- LISTED ENTRIES
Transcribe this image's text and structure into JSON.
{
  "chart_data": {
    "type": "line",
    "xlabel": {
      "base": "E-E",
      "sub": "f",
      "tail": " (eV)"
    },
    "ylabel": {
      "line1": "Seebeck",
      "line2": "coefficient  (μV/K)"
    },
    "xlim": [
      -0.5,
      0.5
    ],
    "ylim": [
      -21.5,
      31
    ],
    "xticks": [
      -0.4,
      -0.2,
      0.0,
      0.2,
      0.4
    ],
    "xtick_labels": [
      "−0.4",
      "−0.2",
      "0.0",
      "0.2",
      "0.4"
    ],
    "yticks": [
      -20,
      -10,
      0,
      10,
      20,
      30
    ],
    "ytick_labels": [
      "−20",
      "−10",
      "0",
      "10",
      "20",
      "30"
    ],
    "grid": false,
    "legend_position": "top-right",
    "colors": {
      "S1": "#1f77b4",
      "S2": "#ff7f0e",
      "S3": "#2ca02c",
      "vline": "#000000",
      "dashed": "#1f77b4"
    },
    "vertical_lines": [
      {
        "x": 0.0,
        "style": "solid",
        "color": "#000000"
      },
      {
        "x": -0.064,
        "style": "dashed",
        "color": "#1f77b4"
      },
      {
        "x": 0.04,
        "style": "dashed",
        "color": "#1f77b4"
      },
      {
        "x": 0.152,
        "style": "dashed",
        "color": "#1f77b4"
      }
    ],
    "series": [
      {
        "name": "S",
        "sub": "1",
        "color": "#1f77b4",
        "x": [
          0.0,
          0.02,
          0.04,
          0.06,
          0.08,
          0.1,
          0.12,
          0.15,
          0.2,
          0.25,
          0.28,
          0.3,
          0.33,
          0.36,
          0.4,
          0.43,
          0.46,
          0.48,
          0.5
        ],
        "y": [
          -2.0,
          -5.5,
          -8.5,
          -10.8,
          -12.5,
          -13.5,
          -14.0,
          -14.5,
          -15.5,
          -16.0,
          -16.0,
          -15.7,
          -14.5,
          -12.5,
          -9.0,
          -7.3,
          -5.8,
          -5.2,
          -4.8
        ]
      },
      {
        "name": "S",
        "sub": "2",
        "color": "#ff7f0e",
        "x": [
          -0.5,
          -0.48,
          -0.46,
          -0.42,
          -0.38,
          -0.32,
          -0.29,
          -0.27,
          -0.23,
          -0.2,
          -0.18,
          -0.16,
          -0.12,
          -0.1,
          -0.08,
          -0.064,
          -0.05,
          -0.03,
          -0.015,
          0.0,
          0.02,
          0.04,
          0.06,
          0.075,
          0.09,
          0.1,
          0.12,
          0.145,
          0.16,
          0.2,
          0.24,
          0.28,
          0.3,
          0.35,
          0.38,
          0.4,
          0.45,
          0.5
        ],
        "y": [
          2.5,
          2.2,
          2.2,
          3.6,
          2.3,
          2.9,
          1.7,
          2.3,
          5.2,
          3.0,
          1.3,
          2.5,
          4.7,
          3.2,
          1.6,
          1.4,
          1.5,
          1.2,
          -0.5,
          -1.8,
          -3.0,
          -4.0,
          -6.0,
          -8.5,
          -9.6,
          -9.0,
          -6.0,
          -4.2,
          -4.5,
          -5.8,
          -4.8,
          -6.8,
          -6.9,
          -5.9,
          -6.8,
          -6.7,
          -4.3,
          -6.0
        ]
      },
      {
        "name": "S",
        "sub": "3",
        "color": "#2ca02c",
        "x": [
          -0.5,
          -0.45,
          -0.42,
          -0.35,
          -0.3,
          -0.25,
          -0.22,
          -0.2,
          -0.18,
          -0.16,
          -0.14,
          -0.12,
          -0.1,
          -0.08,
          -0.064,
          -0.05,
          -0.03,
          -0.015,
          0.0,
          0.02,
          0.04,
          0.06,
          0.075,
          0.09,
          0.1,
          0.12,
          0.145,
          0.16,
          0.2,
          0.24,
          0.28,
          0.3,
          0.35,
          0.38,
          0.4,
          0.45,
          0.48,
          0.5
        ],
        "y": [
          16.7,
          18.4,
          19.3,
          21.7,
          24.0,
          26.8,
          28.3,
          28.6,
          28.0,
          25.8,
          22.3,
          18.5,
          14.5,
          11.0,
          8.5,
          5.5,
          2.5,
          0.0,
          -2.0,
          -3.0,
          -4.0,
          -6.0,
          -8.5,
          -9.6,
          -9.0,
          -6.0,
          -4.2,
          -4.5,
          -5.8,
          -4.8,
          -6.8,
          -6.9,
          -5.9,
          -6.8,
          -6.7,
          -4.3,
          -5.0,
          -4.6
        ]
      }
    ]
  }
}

- INSTRUCTION
Repeat each record in full; every line must match exactly.

- EXERCISE OUTPUT
Transcribe this image's text and structure into JSON.
{
  "chart_data": {
    "type": "line",
    "xlabel": {
      "base": "E-E",
      "sub": "f",
      "tail": " (eV)"
    },
    "ylabel": {
      "line1": "Seebeck",
      "line2": "coefficient  (μV/K)"
    },
    "xlim": [
      -0.5,
      0.5
    ],
    "ylim": [
      -21.5,
      31
    ],
    "xticks": [
      -0.4,
      -0.2,
      0.0,
      0.2,
      0.4
    ],
    "xtick_labels": [
      "−0.4",
      "−0.2",
      "0.0",
      "0.2",
      "0.4"
    ],
    "yticks": [
      -20,
      -10,
      0,
      10,
      20,
      30
    ],
    "ytick_labels": [
      "−20",
      "−10",
      "0",
      "10",
      "20",
      "30"
    ],
    "grid": false,
    "legend_position": "top-right",
    "colors": {
      "S1": "#1f77b4",
      "S2": "#ff7f0e",
      "S3": "#2ca02c",
      "vline": "#000000",
      "dashed": "#1f77b4"
    },
    "vertical_lines": [
      {
        "x": 0.0,
        "style": "solid",
        "color": "#000000"
      },
      {
        "x": -0.064,
        "style": "dashed",
        "color": "#1f77b4"
      },
      {
        "x": 0.04,
        "style": "dashed",
        "color": "#1f77b4"
      },
      {
        "x": 0.152,
        "style": "dashed",
        "color": "#1f77b4"
      }
    ],
    "series": [
      {
        "name": "S",
        "sub": "1",
        "color": "#1f77b4",
        "x": [
          0.0,
          0.02,
          0.04,
          0.06,
          0.08,
          0.1,
          0.12,
          0.15,
          0.2,
          0.25,
          0.28,
          0.3,
          0.33,
          0.36,
          0.4,
          0.43,
          0.46,
          0.48,
          0.5
        ],
        "y": [
          -2.0,
          -5.5,
          -8.5,
          -10.8,
          -12.5,
          -13.5,
          -14.0,
          -14.5,
          -15.5,
          -16.0,
          -16.0,
          -15.7,
          -14.5,
          -12.5,
          -9.0,
          -7.3,
          -5.8,
          -5.2,
          -4.8
        ]
      },
      {
        "name": "S",
        "sub": "2",
        "color": "#ff7f0e",
        "x": [
          -0.5,
          -0.48,
          -0.46,
          -0.42,
          -0.38,
          -0.32,
          -0.29,
          -0.27,
          -0.23,
          -0.2,
          -0.18,
          -0.16,
          -0.12,
          -0.1,
          -0.08,
          -0.064,
          -0.05,
          -0.03,
          -0.015,
          0.0,
          0.02,
          0.04,
          0.06,
          0.075,
          0.09,
          0.1,
          0.12,
          0.145,
          0.16,
          0.2,
          0.24,
          0.28,
          0.3,
          0.35,
          0.38,
          0.4,
          0.45,
          0.5
        ],
        "y": [
          2.5,
          2.2,
          2.2,
          3.6,
          2.3,
          2.9,
          1.7,
          2.3,
          5.2,
          3.0,
          1.3,
          2.5,
          4.7,
          3.2,
          1.6,
          1.4,
          1.5,
          1.2,
          -0.5,
          -1.8,
          -3.0,
          -4.0,
          -6.0,
          -8.5,
          -9.6,
          -9.0,
          -6.0,
          -4.2,
          -4.5,
          -5.8,
          -4.8,
          -6.8,
          -6.9,
          -5.9,
          -6.8,
          -6.7,
          -4.3,
          -6.0
        ]
      },
      {
        "name": "S",
        "sub": "3",
        "color": "#2ca02c",
        "x": [
          -0.5,
          -0.45,
          -0.42,
          -0.35,
          -0.3,
          -0.25,
          -0.22,
          -0.2,
          -0.18,
          -0.16,
          -0.14,
          -0.12,
          -0.1,
          -0.08,
          -0.064,
          -0.05,
          -0.03,
          -0.015,
          0.0,
          0.02,
          0.04,
          0.06,
          0.075,
          0.09,
          0.1,
          0.12,
          0.145,
          0.16,
          0.2,
          0.24,
          0.28,
          0.3,
          0.35,
          0.38,
          0.4,
          0.45,
          0.48,
          0.5
        ],
        "y": [
          16.7,
          18.4,
          19.3,
          21.7,
          24.0,
          26.8,
          28.3,
          28.6,
          28.0,
          25.8,
          22.3,
          18.5,
          14.5,
          11.0,
          8.5,
          5.5,
          2.5,
          0.0,
          -2.0,
          -3.0,
          -4.0,
          -6.0,
          -8.5,
          -9.6,
          -9.0,
          -6.0,
          -4.2,
          -4.5,
          -5.8,
          -4.8,
          -6.8,
          -6.9,
          -5.9,
          -6.8,
          -6.7,
          -4.3,
          -5.0,
          -4.6
        ]
      }
    ]
  }
}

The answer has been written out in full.